▶ [WHAT YOU SHOULD DO]:
Omit all pictures. Copy the rest of the material exactly.

▶ [INPUT DATA]:
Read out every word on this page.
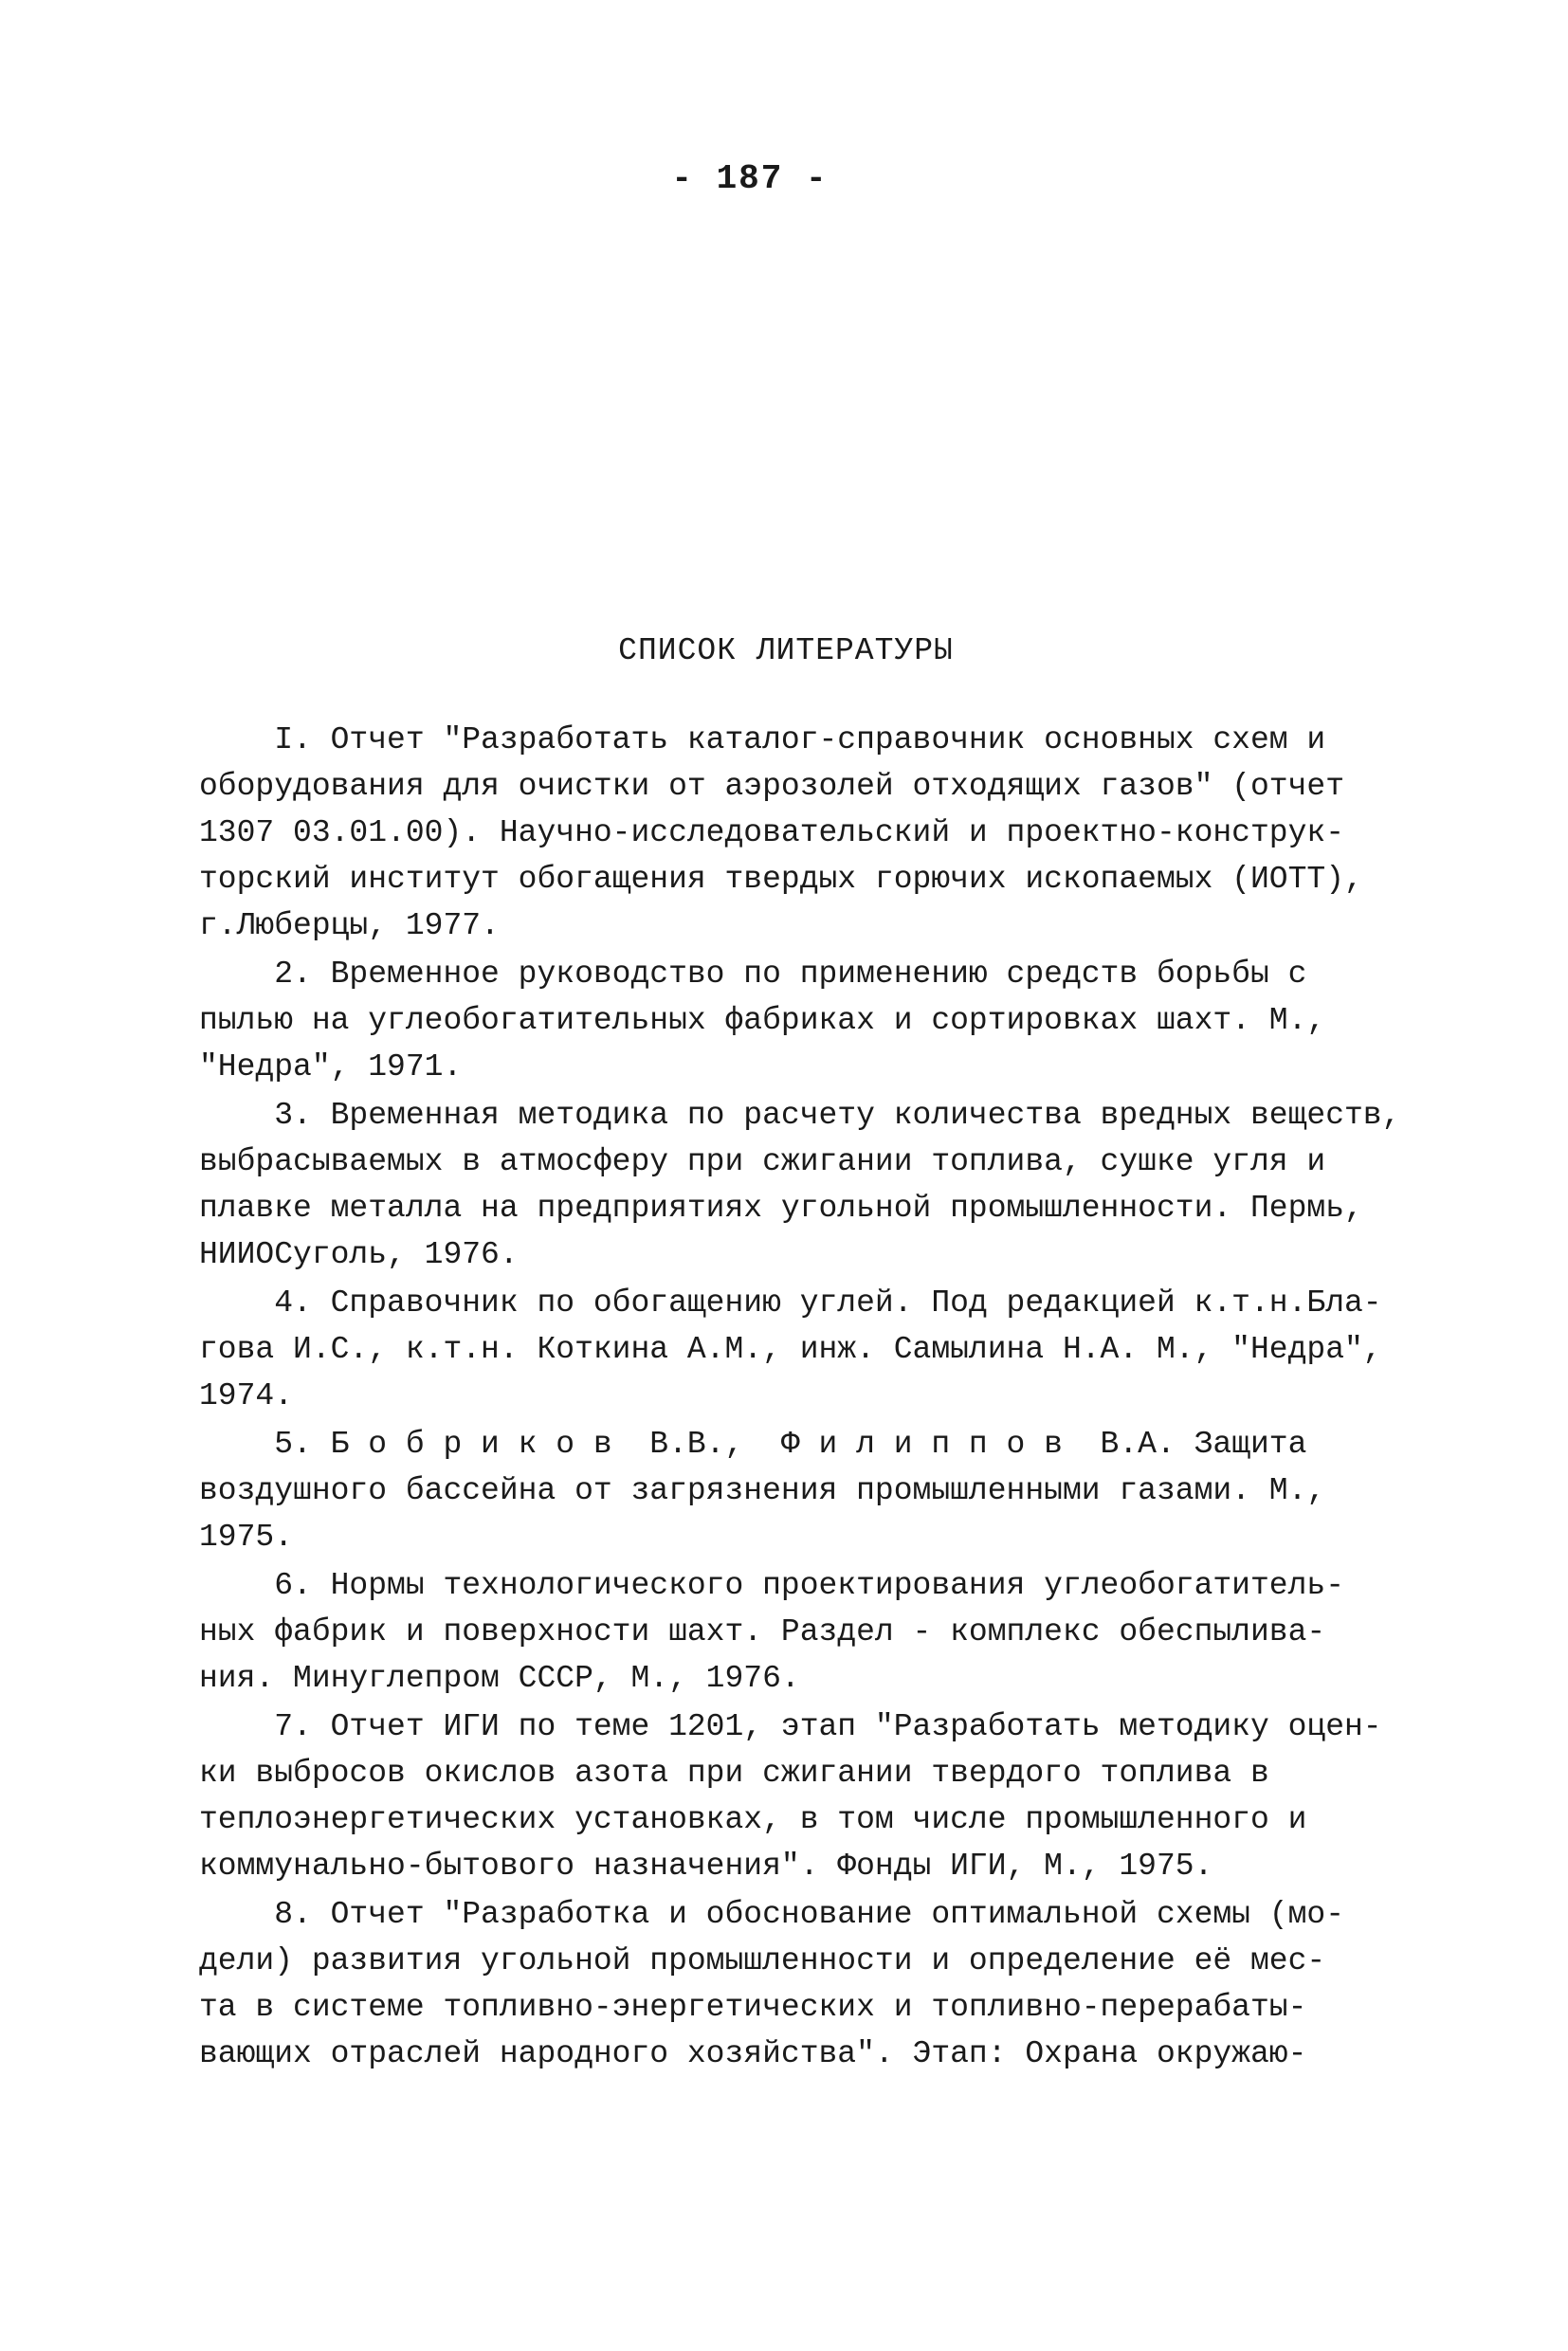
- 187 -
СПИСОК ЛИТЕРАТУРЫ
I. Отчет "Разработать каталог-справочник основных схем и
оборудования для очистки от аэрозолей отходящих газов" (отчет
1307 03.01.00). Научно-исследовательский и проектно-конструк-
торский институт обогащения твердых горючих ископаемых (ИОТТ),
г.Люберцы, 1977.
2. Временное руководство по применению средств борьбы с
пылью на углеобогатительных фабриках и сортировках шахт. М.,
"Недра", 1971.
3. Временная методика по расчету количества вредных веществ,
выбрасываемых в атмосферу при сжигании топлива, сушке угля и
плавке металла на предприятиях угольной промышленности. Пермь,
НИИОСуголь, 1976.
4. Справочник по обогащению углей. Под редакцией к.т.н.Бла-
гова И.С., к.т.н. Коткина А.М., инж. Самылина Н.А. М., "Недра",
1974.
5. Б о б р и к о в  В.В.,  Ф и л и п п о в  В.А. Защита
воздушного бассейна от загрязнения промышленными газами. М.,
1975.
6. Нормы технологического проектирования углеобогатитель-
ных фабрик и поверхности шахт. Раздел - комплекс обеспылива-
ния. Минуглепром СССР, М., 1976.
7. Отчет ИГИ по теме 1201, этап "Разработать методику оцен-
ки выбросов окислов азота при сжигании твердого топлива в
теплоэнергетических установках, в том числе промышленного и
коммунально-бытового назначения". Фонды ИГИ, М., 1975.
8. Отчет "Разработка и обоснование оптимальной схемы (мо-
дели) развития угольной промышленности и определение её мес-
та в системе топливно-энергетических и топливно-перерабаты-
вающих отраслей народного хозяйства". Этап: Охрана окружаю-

▶ [PROBLEM SOLUTION]:
Read out every word on this page.
- 187 -
СПИСОК ЛИТЕРАТУРЫ
I. Отчет "Разработать каталог-справочник основных схем и
оборудования для очистки от аэрозолей отходящих газов" (отчет
1307 03.01.00). Научно-исследовательский и проектно-конструк-
торский институт обогащения твердых горючих ископаемых (ИОТТ),
г.Люберцы, 1977.
2. Временное руководство по применению средств борьбы с
пылью на углеобогатительных фабриках и сортировках шахт. М.,
"Недра", 1971.
3. Временная методика по расчету количества вредных веществ,
выбрасываемых в атмосферу при сжигании топлива, сушке угля и
плавке металла на предприятиях угольной промышленности. Пермь,
НИИОСуголь, 1976.
4. Справочник по обогащению углей. Под редакцией к.т.н.Бла-
гова И.С., к.т.н. Коткина А.М., инж. Самылина Н.А. М., "Недра",
1974.
5. Б о б р и к о в  В.В.,  Ф и л и п п о в  В.А. Защита
воздушного бассейна от загрязнения промышленными газами. М.,
1975.
6. Нормы технологического проектирования углеобогатитель-
ных фабрик и поверхности шахт. Раздел - комплекс обеспылива-
ния. Минуглепром СССР, М., 1976.
7. Отчет ИГИ по теме 1201, этап "Разработать методику оцен-
ки выбросов окислов азота при сжигании твердого топлива в
теплоэнергетических установках, в том числе промышленного и
коммунально-бытового назначения". Фонды ИГИ, М., 1975.
8. Отчет "Разработка и обоснование оптимальной схемы (мо-
дели) развития угольной промышленности и определение её мес-
та в системе топливно-энергетических и топливно-перерабаты-
вающих отраслей народного хозяйства". Этап: Охрана окружаю-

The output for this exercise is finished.